Les étudiants, enseignants-chercheurs et personnels de l’enseignement supérieur et de la recherche sont appelés à une journée d’action le 16 octobre 2015 pour protester contre la politique du gouvernement dans ce secteur. Les raisons ne manquent pas.
Recherche : la vaine course aux financements
Le financement de la recherche publique française a été profondément bouleversé depuis une dizaine d’années. Auparavant, les laboratoires et les chercheurs étaient financés majoritairement par des « fonds propres », c’est à dire de l’argent public régulièrement alloué par les organismes de tutelle (CNRS, Université, INRIA, CEA, etc.) ; le financement « sur projet » (financements ponctuels attribués après sélection d’un projet) correspondait principalement à des partenariats avec le privé ou à des financements publics d’exception, mais restait peu développé.
Dans le cadre général du processus de Bologne, la création de l’Agence Nationale pour la Recherche (ANR) en 2005 et de l’Agence d’Evaluation de la Recherche et de l’Enseignement Supérieur (AÉRES) en 2006, puis le vote en 2007 de la loi Liberté et Responsabilité des Universités (dite « loi LRU » ou « loi Pécresse ») ont radicalement modifié les règles de financement. La loi Fioraso votée en 2013 a poursuivi la logique de désengagement de l’Etat et d’autonomie des universités.

Consignes.
a: Répondez brièvement à ces questions sur le texte consacré à l'enseignement supérieur et à la recherche :
(i) À quelle date la journée d'action est-elle prévue ?
(ii) En quelle année l'Agence Nationale pour la Recherche a-t-elle été créée ?
(iii) En quelle année la loi Fioraso a-t-elle été votée ?
b: Modifiez le passage des enregistrements qui s'étend de la ligne contenant « 813, 384, 828] » jusqu'à celle contenant « 798, 154, 813] », ces deux lignes comprises. Remplacez-y « visa-type » par « visa-category » et laissez tout le reste intact.
Le texte sur l'enseignement supérieur et la recherche et les enregistrements n'ont pas la même origine.

Jeu d'enregistrements.

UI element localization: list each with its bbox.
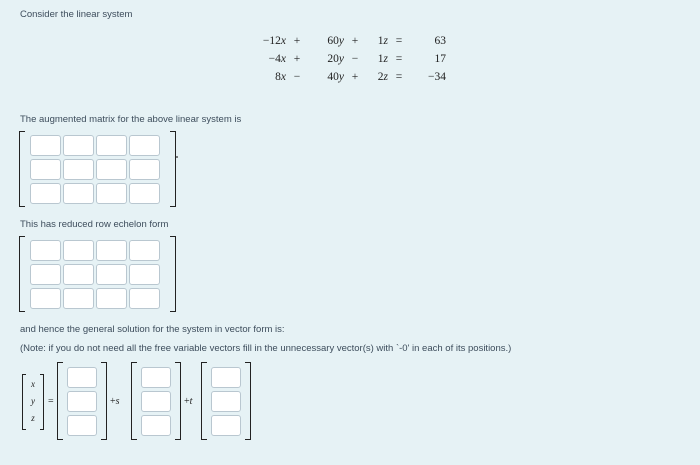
augmented-matrix-grid [30,135,160,204]
matrix-entry-input[interactable] [96,159,127,180]
operator: − [351,53,359,65]
equation-cell [410,32,446,50]
rref-label: This has reduced row echelon form [20,219,169,230]
equation-cell [410,50,446,68]
vector-entry-input[interactable] [141,391,171,412]
matrix-entry-input[interactable] [30,240,61,261]
t-vector [201,362,251,440]
left-bracket [19,131,25,207]
left-bracket [57,362,63,440]
z-coef: 1 [377,35,384,47]
plus-t-label [184,396,192,407]
vector-entry-input[interactable] [211,415,241,436]
matrix-entry-input[interactable] [63,264,94,285]
matrix-entry-input[interactable] [96,288,127,309]
equation-cell [250,68,286,86]
matrix-entry-input[interactable] [30,183,61,204]
x-coef: −4 [268,53,281,65]
equation-cell [286,50,308,68]
variable-y: y [338,71,344,83]
equation-cell [344,68,366,86]
equals-sign: = [395,53,403,65]
equation-cell [366,32,388,50]
right-bracket [245,362,251,440]
operator: + [351,71,359,83]
matrix-entry-input[interactable] [129,264,160,285]
plus-sign: + [110,396,116,407]
var-z: z [31,413,35,423]
right-bracket [170,236,176,312]
equation-cell [308,68,344,86]
equation-row [250,50,446,68]
matrix-entry-input[interactable] [129,183,160,204]
matrix-entry-input[interactable] [30,288,61,309]
t-vector-grid [211,367,241,436]
s-vector [131,362,181,440]
particular-vector [57,362,107,440]
matrix-entry-input[interactable] [129,288,160,309]
variable-z: z [383,35,388,47]
equation-cell [366,50,388,68]
plus-s-label [110,396,120,407]
matrix-entry-input[interactable] [30,135,61,156]
matrix-entry-input[interactable] [96,264,127,285]
equation-cell [308,50,344,68]
linear-system [250,32,446,86]
vector-entry-input[interactable] [211,391,241,412]
equation-cell [286,32,308,50]
equation-row [250,32,446,50]
y-coef: 40 [327,71,339,83]
matrix-entry-input[interactable] [63,183,94,204]
variable-x: x [280,35,286,47]
period-mark [176,156,178,158]
right-bracket [175,362,181,440]
equation-cell [410,68,446,86]
operator: + [293,53,301,65]
matrix-entry-input[interactable] [96,135,127,156]
vector-entry-input[interactable] [67,415,97,436]
matrix-entry-input[interactable] [129,240,160,261]
vector-entry-input[interactable] [211,367,241,388]
left-bracket [131,362,137,440]
augmented-matrix [19,131,176,207]
vector-entry-input[interactable] [67,367,97,388]
rhs-value: 63 [434,35,446,47]
plus-sign: + [184,396,190,407]
equals-sign: = [395,35,403,47]
variable-x: x [280,71,286,83]
matrix-entry-input[interactable] [96,183,127,204]
equals-sign: = [395,71,403,83]
matrix-entry-input[interactable] [129,135,160,156]
operator: + [351,35,359,47]
variable-y: y [338,35,344,47]
operator: + [293,35,301,47]
var-y: y [31,396,35,406]
equation-cell [366,68,388,86]
right-bracket [40,374,44,430]
right-bracket [101,362,107,440]
matrix-entry-input[interactable] [96,240,127,261]
general-solution-label: and hence the general solution for the system in vector form is: [20,324,285,335]
rref-matrix [19,236,176,312]
vector-entry-input[interactable] [141,367,171,388]
param-t: t [189,396,193,407]
x-coef: −12 [262,35,281,47]
s-vector-grid [141,367,171,436]
matrix-entry-input[interactable] [30,264,61,285]
matrix-entry-input[interactable] [63,240,94,261]
variable-x: x [280,53,286,65]
equation-cell [250,50,286,68]
var-x: x [31,379,35,389]
variable-y: y [338,53,344,65]
intro-text: Consider the linear system [20,9,133,20]
variable-z: z [383,71,388,83]
matrix-entry-input[interactable] [63,159,94,180]
equation-cell [388,50,410,68]
right-bracket [170,131,176,207]
vector-entry-input[interactable] [141,415,171,436]
particular-vector-grid [67,367,97,436]
vector-entry-input[interactable] [67,391,97,412]
z-coef: 2 [377,71,384,83]
rhs-value: −34 [428,71,446,83]
matrix-entry-input[interactable] [63,288,94,309]
y-coef: 60 [327,35,339,47]
equation-cell [308,32,344,50]
matrix-entry-input[interactable] [129,159,160,180]
matrix-entry-input[interactable] [63,135,94,156]
matrix-entry-input[interactable] [30,159,61,180]
equation-cell [286,68,308,86]
augmented-matrix-label: The augmented matrix for the above linear system is [20,114,242,125]
left-bracket [19,236,25,312]
z-coef: 1 [377,53,384,65]
y-coef: 20 [327,53,339,65]
equals-sign: = [48,396,54,407]
equation-cell [388,68,410,86]
equation-cell [250,32,286,50]
equation-row [250,68,446,86]
variable-vector [22,374,44,430]
left-bracket [201,362,207,440]
equation-cell [344,32,366,50]
equation-cell [388,32,410,50]
equation-cell [344,50,366,68]
param-s: s [115,396,120,407]
x-coef: 8 [275,71,281,83]
variable-z: z [383,53,388,65]
rhs-value: 17 [434,53,446,65]
rref-matrix-grid [30,240,160,309]
note-text: (Note: if you do not need all the free variable vectors fill in the unnecessary vector(s) with `-0' in each of its positions.) [20,343,512,354]
operator: − [293,71,301,83]
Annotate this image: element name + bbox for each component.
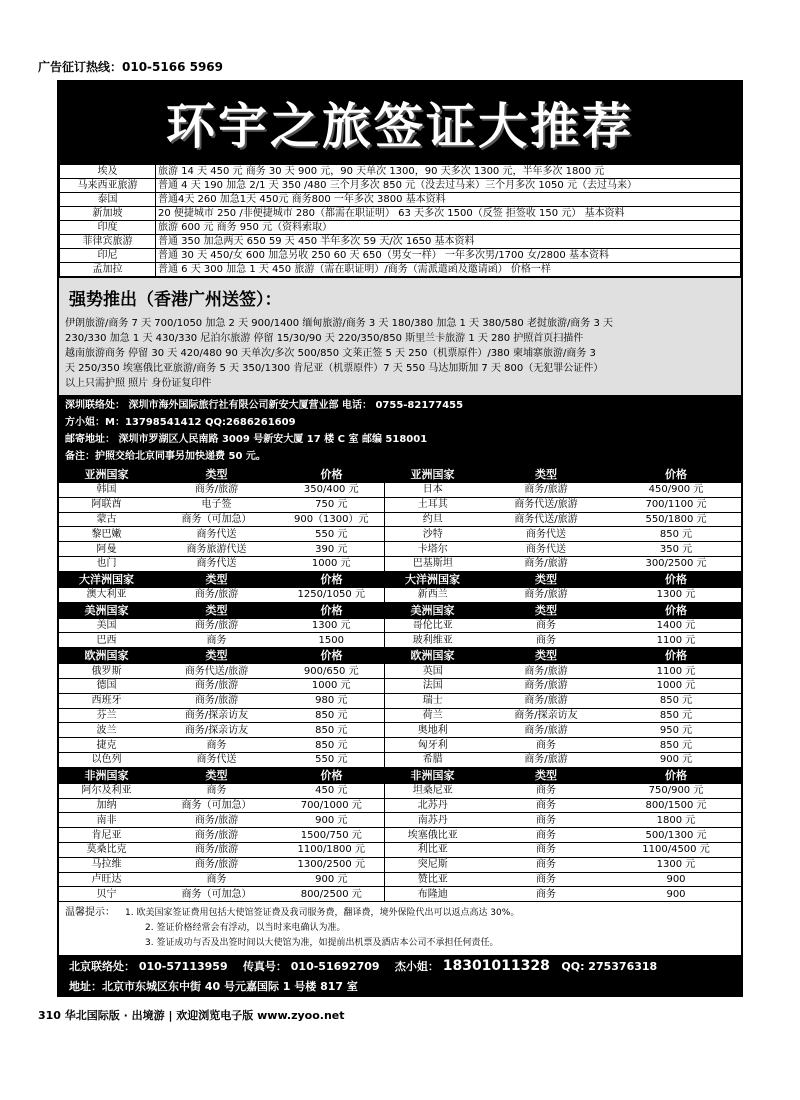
price: 900 元	[279, 813, 384, 828]
visa-row	[60, 249, 741, 263]
visa-country: 马来西亚旅游	[60, 179, 156, 193]
visa-detail: 普通 30 天 450/女 600 加急另收 250 60 天 650（男女一样） 一年多次男/1700 女/2800 基本资料	[156, 249, 741, 263]
page-footer: 310 华北国际版 · 出境游 | 欢迎浏览电子版 www.zyoo.net	[38, 1009, 345, 1022]
region-header: 亚洲国家	[59, 467, 154, 483]
country: 捷克	[59, 738, 154, 753]
price: 750 元	[279, 497, 384, 512]
country: 土耳其	[384, 497, 481, 512]
price: 450 元	[279, 783, 384, 798]
visa-type: 商务	[481, 738, 611, 753]
price: 1100 元	[611, 664, 741, 679]
bj-label: 北京联络处：	[69, 960, 135, 974]
price: 550/1800 元	[611, 512, 741, 527]
bj-fax: 010-51692709	[290, 960, 380, 974]
price-header: 价格	[611, 648, 741, 664]
note-item: 3. 签证成功与否及出签时间以大使馆为准，如提前出机票及酒店本公司不承担任何责任。	[145, 938, 499, 949]
price: 1000 元	[279, 678, 384, 693]
price: 1300 元	[279, 618, 384, 633]
price-header: 价格	[611, 467, 741, 483]
price: 1300 元	[611, 587, 741, 602]
contact-line: 深圳联络处： 深圳市海外国际旅行社有限公司新安大厦营业部 电话： 0755-82177455	[65, 400, 464, 411]
price-row	[59, 693, 741, 708]
visa-list-table	[59, 164, 741, 277]
price: 850 元	[279, 708, 384, 723]
visa-type: 商务	[481, 887, 611, 902]
price-row	[59, 872, 741, 887]
visa-country: 泰国	[60, 193, 156, 207]
price: 850 元	[611, 527, 741, 542]
notes-label: 温馨提示：	[65, 907, 115, 919]
country: 加纳	[59, 798, 154, 813]
price-row	[59, 813, 741, 828]
contact-line: 备注：护照交给北京同事另加快递费 50 元。	[65, 451, 266, 462]
push-line: 以上只需护照 照片 身份证复印件	[65, 378, 212, 389]
visa-type: 商务代送	[481, 542, 611, 557]
price: 500/1300 元	[611, 828, 741, 843]
visa-type: 商务	[481, 842, 611, 857]
price: 1300/2500 元	[279, 857, 384, 872]
visa-type: 商务	[481, 783, 611, 798]
price: 1100/4500 元	[611, 842, 741, 857]
region-header: 美洲国家	[59, 602, 154, 618]
visa-type: 商务代送	[154, 752, 279, 767]
country: 坦桑尼亚	[384, 783, 481, 798]
visa-row	[60, 207, 741, 221]
country: 日本	[384, 483, 481, 498]
price-header: 价格	[279, 602, 384, 618]
visa-type: 商务/旅游	[154, 693, 279, 708]
country: 卢旺达	[59, 872, 154, 887]
price: 1500	[279, 633, 384, 648]
visa-row	[60, 221, 741, 235]
country: 黎巴嫩	[59, 527, 154, 542]
visa-type: 商务	[481, 872, 611, 887]
visa-type: 商务	[481, 857, 611, 872]
bj-tel: 010-57113959	[138, 960, 228, 974]
visa-country: 埃及	[60, 165, 156, 179]
price: 850 元	[279, 738, 384, 753]
price-section-header	[59, 648, 741, 664]
country: 荷兰	[384, 708, 481, 723]
country: 利比亚	[384, 842, 481, 857]
price-row	[59, 887, 741, 902]
country: 巴西	[59, 633, 154, 648]
visa-type: 商务	[481, 813, 611, 828]
visa-type: 商务	[154, 738, 279, 753]
price: 950 元	[611, 723, 741, 738]
price-row	[59, 633, 741, 648]
region-header: 欧洲国家	[384, 648, 481, 664]
bj-address: 地址：北京市东城区东中街 40 号元嘉国际 1 号楼 817 室	[69, 980, 358, 994]
price-section-header	[59, 767, 741, 783]
price-row	[59, 587, 741, 602]
visa-type: 商务代送/旅游	[481, 497, 611, 512]
price: 1400 元	[611, 618, 741, 633]
price-row	[59, 483, 741, 498]
price: 700/1000 元	[279, 798, 384, 813]
region-header: 大洋洲国家	[384, 571, 481, 587]
visa-type: 商务/旅游	[481, 723, 611, 738]
country: 匈牙利	[384, 738, 481, 753]
visa-type: 商务/探亲访友	[154, 723, 279, 738]
price-row	[59, 527, 741, 542]
price: 700/1100 元	[611, 497, 741, 512]
visa-detail: 20 便捷城市 250 /非便捷城市 280（都需在职证明） 63 天多次 1500（反签 拒签收 150 元） 基本资料	[156, 207, 741, 221]
price: 980 元	[279, 693, 384, 708]
price: 300/2500 元	[611, 556, 741, 571]
visa-row	[60, 179, 741, 193]
country: 俄罗斯	[59, 664, 154, 679]
price: 900	[611, 872, 741, 887]
region-header: 非洲国家	[384, 767, 481, 783]
shenzhen-contact	[59, 395, 741, 467]
country: 卡塔尔	[384, 542, 481, 557]
country: 赞比亚	[384, 872, 481, 887]
visa-type: 商务/旅游	[154, 842, 279, 857]
price: 390 元	[279, 542, 384, 557]
visa-type: 电子签	[154, 497, 279, 512]
price: 350 元	[611, 542, 741, 557]
type-header: 类型	[154, 467, 279, 483]
price: 1000 元	[611, 678, 741, 693]
price: 900	[611, 887, 741, 902]
country: 瑞士	[384, 693, 481, 708]
country: 韩国	[59, 483, 154, 498]
visa-type: 商务	[154, 633, 279, 648]
push-line: 越南旅游商务 停留 30 天 420/480 90 天单次/多次 500/850 文莱正签 5 天 250（机票原件）/380 柬埔寨旅游/商务 3	[65, 348, 596, 359]
country: 西班牙	[59, 693, 154, 708]
visa-type: 商务（可加急）	[154, 887, 279, 902]
country: 蒙古	[59, 512, 154, 527]
price-header: 价格	[279, 571, 384, 587]
contact-line: 方小姐：M：13798541412 QQ:2686261609	[65, 417, 296, 428]
price: 450/900 元	[611, 483, 741, 498]
price-header: 价格	[611, 767, 741, 783]
price: 900 元	[611, 752, 741, 767]
price-row	[59, 618, 741, 633]
region-header: 美洲国家	[384, 602, 481, 618]
price: 900 元	[279, 872, 384, 887]
country: 芬兰	[59, 708, 154, 723]
country: 南苏丹	[384, 813, 481, 828]
price-row	[59, 738, 741, 753]
type-header: 类型	[481, 467, 611, 483]
price-row	[59, 556, 741, 571]
price-row	[59, 723, 741, 738]
price: 1300 元	[611, 857, 741, 872]
price: 550 元	[279, 527, 384, 542]
visa-country: 菲律宾旅游	[60, 235, 156, 249]
push-title: 强势推出（香港广州送签）：	[69, 290, 282, 310]
bj-mobile: 18301011328	[442, 958, 550, 975]
visa-type: 商务代送	[481, 527, 611, 542]
visa-detail: 普通 4 天 190 加急 2/1 天 350 /480 三个月多次 850 元（没去过马来）三个月多次 1050 元（去过马来）	[156, 179, 741, 193]
visa-type: 商务	[481, 798, 611, 813]
visa-type: 商务/旅游	[481, 752, 611, 767]
price: 750/900 元	[611, 783, 741, 798]
visa-detail: 普通 6 天 300 加急 1 天 450 旅游（需在职证明）/商务（需派遣函及邀请函） 价格一样	[156, 263, 741, 277]
push-line: 天 250/350 埃塞俄比亚旅游/商务 5 天 350/1300 肯尼亚（机票原件）7 天 550 马达加斯加 7 天 800（无犯罪公证件）	[65, 363, 604, 374]
price-row	[59, 664, 741, 679]
visa-type: 商务/旅游	[481, 664, 611, 679]
price: 1000 元	[279, 556, 384, 571]
country: 新西兰	[384, 587, 481, 602]
price-row	[59, 752, 741, 767]
country: 波兰	[59, 723, 154, 738]
country: 美国	[59, 618, 154, 633]
note-item: 1. 欧美国家签证费用包括大使馆签证费及我司服务费，翻译费，境外保险代出可以返点高达 30%。	[125, 908, 520, 919]
price-row	[59, 783, 741, 798]
price-row	[59, 678, 741, 693]
ad-hotline: 广告征订热线：010-5166 5969	[38, 60, 224, 74]
type-header: 类型	[154, 602, 279, 618]
type-header: 类型	[154, 767, 279, 783]
price: 1800 元	[611, 813, 741, 828]
country: 阿曼	[59, 542, 154, 557]
country: 贝宁	[59, 887, 154, 902]
visa-type: 商务代送	[154, 556, 279, 571]
price: 850 元	[611, 693, 741, 708]
price-section-header	[59, 571, 741, 587]
visa-type: 商务	[481, 633, 611, 648]
visa-type: 商务	[481, 618, 611, 633]
visa-country: 印尼	[60, 249, 156, 263]
bj-fax-label: 传真号：	[242, 960, 287, 974]
price-table	[59, 467, 741, 902]
country: 哥伦比亚	[384, 618, 481, 633]
price-header: 价格	[279, 648, 384, 664]
country: 以色列	[59, 752, 154, 767]
price-row	[59, 512, 741, 527]
country: 奥地利	[384, 723, 481, 738]
country: 阿联酋	[59, 497, 154, 512]
country: 北苏丹	[384, 798, 481, 813]
country: 阿尔及利亚	[59, 783, 154, 798]
visa-type: 商务/探亲访友	[154, 708, 279, 723]
country: 南非	[59, 813, 154, 828]
visa-type: 商务/探亲访友	[481, 708, 611, 723]
country: 布隆迪	[384, 887, 481, 902]
visa-row	[60, 165, 741, 179]
visa-type: 商务/旅游	[154, 483, 279, 498]
type-header: 类型	[481, 571, 611, 587]
price: 850 元	[611, 708, 741, 723]
country: 马拉维	[59, 857, 154, 872]
visa-type: 商务/旅游	[154, 857, 279, 872]
visa-country: 新加坡	[60, 207, 156, 221]
contact-line: 邮寄地址： 深圳市罗湖区人民南路 3009 号新安大厦 17 楼 C 室 邮编 518001	[65, 434, 428, 445]
visa-type: 商务	[154, 783, 279, 798]
visa-country: 孟加拉	[60, 263, 156, 277]
visa-detail: 旅游 600 元 商务 950 元（资料索取）	[156, 221, 741, 235]
bj-qq: QQ: 275376318	[561, 960, 658, 974]
price-row	[59, 542, 741, 557]
type-header: 类型	[481, 648, 611, 664]
price-header: 价格	[611, 571, 741, 587]
price-row	[59, 798, 741, 813]
price: 1500/750 元	[279, 828, 384, 843]
visa-type: 商务	[481, 828, 611, 843]
visa-type: 商务/旅游	[481, 693, 611, 708]
ad-frame	[57, 80, 743, 997]
type-header: 类型	[481, 602, 611, 618]
country: 澳大利亚	[59, 587, 154, 602]
price-section-header	[59, 467, 741, 483]
price-header: 价格	[611, 602, 741, 618]
visa-type: 商务代送/旅游	[154, 664, 279, 679]
visa-detail: 旅游 14 天 450 元 商务 30 天 900 元，90 天单次 1300，90 天多次 1300 元，半年多次 1800 元	[156, 165, 741, 179]
country: 约旦	[384, 512, 481, 527]
visa-type: 商务/旅游	[481, 556, 611, 571]
visa-country: 印度	[60, 221, 156, 235]
country: 希腊	[384, 752, 481, 767]
visa-type: 商务/旅游	[481, 483, 611, 498]
region-header: 亚洲国家	[384, 467, 481, 483]
visa-type: 商务（可加急）	[154, 798, 279, 813]
note-item: 2. 签证价格经常会有浮动，以当时来电确认为准。	[145, 923, 346, 934]
country: 也门	[59, 556, 154, 571]
visa-detail: 普通 350 加急两天 650 59 天 450 半年多次 59 天/次 1650 基本资料	[156, 235, 741, 249]
price-header: 价格	[279, 767, 384, 783]
price: 1100/1800 元	[279, 842, 384, 857]
country: 莫桑比克	[59, 842, 154, 857]
price: 1100 元	[611, 633, 741, 648]
price-header: 价格	[279, 467, 384, 483]
country: 沙特	[384, 527, 481, 542]
price: 850 元	[279, 723, 384, 738]
country: 英国	[384, 664, 481, 679]
push-line: 230/330 加急 1 天 430/330 尼泊尔旅游 停留 15/30/90 天 220/350/850 斯里兰卡旅游 1 天 280 护照首页扫描件	[65, 333, 584, 344]
price: 800/1500 元	[611, 798, 741, 813]
visa-type: 商务/旅游	[154, 587, 279, 602]
region-header: 大洋洲国家	[59, 571, 154, 587]
country: 玻利维亚	[384, 633, 481, 648]
visa-detail: 普通4天 260 加急1天 450元 商务800 一年多次 3800 基本资料	[156, 193, 741, 207]
notes	[59, 902, 741, 955]
visa-row	[60, 235, 741, 249]
price: 850 元	[611, 738, 741, 753]
visa-type: 商务代送	[154, 527, 279, 542]
visa-type: 商务	[154, 872, 279, 887]
visa-row	[60, 263, 741, 277]
country: 巴基斯坦	[384, 556, 481, 571]
visa-type: 商务/旅游	[154, 678, 279, 693]
country: 德国	[59, 678, 154, 693]
visa-type: 商务/旅游	[154, 813, 279, 828]
price-row	[59, 842, 741, 857]
price-section-header	[59, 602, 741, 618]
country: 肯尼亚	[59, 828, 154, 843]
visa-type: 商务代送/旅游	[481, 512, 611, 527]
ad-title: 环宇之旅签证大推荐	[59, 82, 741, 164]
visa-type: 商务/旅游	[154, 618, 279, 633]
visa-type: 商务/旅游	[154, 828, 279, 843]
price: 1250/1050 元	[279, 587, 384, 602]
price: 800/2500 元	[279, 887, 384, 902]
country: 突尼斯	[384, 857, 481, 872]
price: 550 元	[279, 752, 384, 767]
price: 900（1300）元	[279, 512, 384, 527]
region-header: 非洲国家	[59, 767, 154, 783]
price-row	[59, 857, 741, 872]
type-header: 类型	[481, 767, 611, 783]
country: 埃塞俄比亚	[384, 828, 481, 843]
type-header: 类型	[154, 571, 279, 587]
visa-type: 商务旅游代送	[154, 542, 279, 557]
visa-type: 商务（可加急）	[154, 512, 279, 527]
bj-person: 杰小姐：	[394, 960, 439, 974]
visa-type: 商务/旅游	[481, 587, 611, 602]
price-row	[59, 708, 741, 723]
price: 350/400 元	[279, 483, 384, 498]
price-row	[59, 828, 741, 843]
push-line: 伊朗旅游/商务 7 天 700/1050 加急 2 天 900/1400 缅甸旅游/商务 3 天 180/380 加急 1 天 380/580 老挝旅游/商务 3 天	[65, 318, 614, 329]
country: 法国	[384, 678, 481, 693]
price: 900/650 元	[279, 664, 384, 679]
visa-type: 商务/旅游	[481, 678, 611, 693]
price-row	[59, 497, 741, 512]
beijing-contact	[59, 955, 741, 997]
hk-gz-section	[59, 277, 741, 395]
region-header: 欧洲国家	[59, 648, 154, 664]
visa-row	[60, 193, 741, 207]
type-header: 类型	[154, 648, 279, 664]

Corrigés des consignes.
a:
(i) Le 16 octobre 2015.
(ii) En 2005.
(iii) En 2013.

b:
price: 900 元	[279, 813, 384, 828]
visa-row	[60, 249, 741, 263]
visa-country: 马来西亚旅游	[60, 179, 156, 193]
visa-detail: 普通 30 天 450/女 600 加急另收 250 60 天 650（男女一样） 一年多次男/1700 女/2800 基本资料	[156, 249, 741, 263]
page-footer: 310 华北国际版 · 出境游 | 欢迎浏览电子版 www.zyoo.net	[38, 1009, 345, 1022]
region-header: 亚洲国家	[59, 467, 154, 483]
country: 捷克	[59, 738, 154, 753]
price: 750 元	[279, 497, 384, 512]
country: 土耳其	[384, 497, 481, 512]
price: 450 元	[279, 783, 384, 798]
visa-category: 商务	[481, 738, 611, 753]
price: 1100 元	[611, 664, 741, 679]
bj-label: 北京联络处：	[69, 960, 135, 974]
price: 550/1800 元	[611, 512, 741, 527]
bj-fax: 010-51692709	[290, 960, 380, 974]
price-header: 价格	[611, 648, 741, 664]
note-item: 3. 签证成功与否及出签时间以大使馆为准，如提前出机票及酒店本公司不承担任何责任。	[145, 938, 499, 949]
price: 1000 元	[279, 678, 384, 693]
price: 1300 元	[279, 618, 384, 633]
price-header: 价格	[611, 467, 741, 483]
price: 1300 元	[611, 587, 741, 602]
contact-line: 深圳联络处： 深圳市海外国际旅行社有限公司新安大厦营业部 电话： 0755-82177455	[65, 400, 464, 411]
price-row	[59, 693, 741, 708]
visa-list-table	[59, 164, 741, 277]
price: 850 元	[279, 708, 384, 723]
visa-category: 商务	[481, 887, 611, 902]
price-row	[59, 872, 741, 887]
visa-country: 泰国	[60, 193, 156, 207]
price: 850 元	[611, 527, 741, 542]
notes-label: 温馨提示：	[65, 907, 115, 919]
country: 加纳	[59, 798, 154, 813]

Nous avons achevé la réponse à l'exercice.